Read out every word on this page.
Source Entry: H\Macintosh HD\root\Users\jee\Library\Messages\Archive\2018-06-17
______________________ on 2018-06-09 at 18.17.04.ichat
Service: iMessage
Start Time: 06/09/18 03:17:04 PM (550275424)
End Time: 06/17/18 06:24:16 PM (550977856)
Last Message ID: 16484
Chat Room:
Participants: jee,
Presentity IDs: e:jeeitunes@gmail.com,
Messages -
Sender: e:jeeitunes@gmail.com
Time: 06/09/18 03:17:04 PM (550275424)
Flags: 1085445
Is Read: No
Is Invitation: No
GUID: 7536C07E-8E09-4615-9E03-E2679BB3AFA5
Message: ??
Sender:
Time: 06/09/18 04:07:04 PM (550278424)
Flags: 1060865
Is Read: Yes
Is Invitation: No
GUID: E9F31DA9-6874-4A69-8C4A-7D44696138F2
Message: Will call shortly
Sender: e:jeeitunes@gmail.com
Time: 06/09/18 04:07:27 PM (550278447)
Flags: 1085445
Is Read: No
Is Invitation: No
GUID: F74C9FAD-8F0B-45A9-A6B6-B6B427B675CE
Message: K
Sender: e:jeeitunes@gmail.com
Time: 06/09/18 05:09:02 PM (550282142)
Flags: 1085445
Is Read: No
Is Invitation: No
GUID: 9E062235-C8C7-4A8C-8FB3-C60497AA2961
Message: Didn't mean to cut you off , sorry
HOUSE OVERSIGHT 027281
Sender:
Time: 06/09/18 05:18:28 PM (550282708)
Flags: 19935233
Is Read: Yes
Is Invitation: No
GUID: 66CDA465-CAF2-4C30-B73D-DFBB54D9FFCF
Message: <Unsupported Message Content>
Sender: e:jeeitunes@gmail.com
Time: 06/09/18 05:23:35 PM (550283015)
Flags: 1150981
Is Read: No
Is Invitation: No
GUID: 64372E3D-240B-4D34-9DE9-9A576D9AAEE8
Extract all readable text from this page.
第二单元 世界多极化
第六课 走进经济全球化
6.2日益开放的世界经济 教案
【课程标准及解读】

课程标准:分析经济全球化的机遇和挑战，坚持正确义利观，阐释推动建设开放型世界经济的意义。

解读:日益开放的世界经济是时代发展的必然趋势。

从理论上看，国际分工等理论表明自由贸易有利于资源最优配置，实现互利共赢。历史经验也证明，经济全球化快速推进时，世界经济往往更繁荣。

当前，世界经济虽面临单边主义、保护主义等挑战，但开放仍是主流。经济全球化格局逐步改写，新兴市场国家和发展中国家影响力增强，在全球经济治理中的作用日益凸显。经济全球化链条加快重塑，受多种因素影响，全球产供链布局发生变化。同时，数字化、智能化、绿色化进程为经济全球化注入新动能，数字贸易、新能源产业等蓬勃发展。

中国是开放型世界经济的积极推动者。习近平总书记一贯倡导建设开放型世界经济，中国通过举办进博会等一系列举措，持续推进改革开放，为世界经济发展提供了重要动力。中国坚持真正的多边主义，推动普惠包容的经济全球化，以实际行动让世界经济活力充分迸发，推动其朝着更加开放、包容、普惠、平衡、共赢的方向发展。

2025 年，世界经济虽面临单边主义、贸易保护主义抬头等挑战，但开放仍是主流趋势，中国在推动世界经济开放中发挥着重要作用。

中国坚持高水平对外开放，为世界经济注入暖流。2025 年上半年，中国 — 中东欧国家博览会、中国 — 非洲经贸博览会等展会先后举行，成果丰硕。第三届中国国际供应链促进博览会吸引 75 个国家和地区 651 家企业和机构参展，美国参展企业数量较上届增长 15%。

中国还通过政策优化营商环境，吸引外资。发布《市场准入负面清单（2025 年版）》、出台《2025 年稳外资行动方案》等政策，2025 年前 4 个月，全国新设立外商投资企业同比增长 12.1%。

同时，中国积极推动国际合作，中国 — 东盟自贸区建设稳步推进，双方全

What this task involves:
Pull out all lines from the entries above in which the word "Time" appears.

Response to the exercise:
Start Time: 06/09/18 03:17:04 PM (550275424)
End Time: 06/17/18 06:24:16 PM (550977856)
Time: 06/09/18 03:17:04 PM (550275424)
Time: 06/09/18 04:07:04 PM (550278424)
Time: 06/09/18 04:07:27 PM (550278447)
Time: 06/09/18 05:09:02 PM (550282142)
Time: 06/09/18 05:18:28 PM (550282708)
Time: 06/09/18 05:23:35 PM (550283015)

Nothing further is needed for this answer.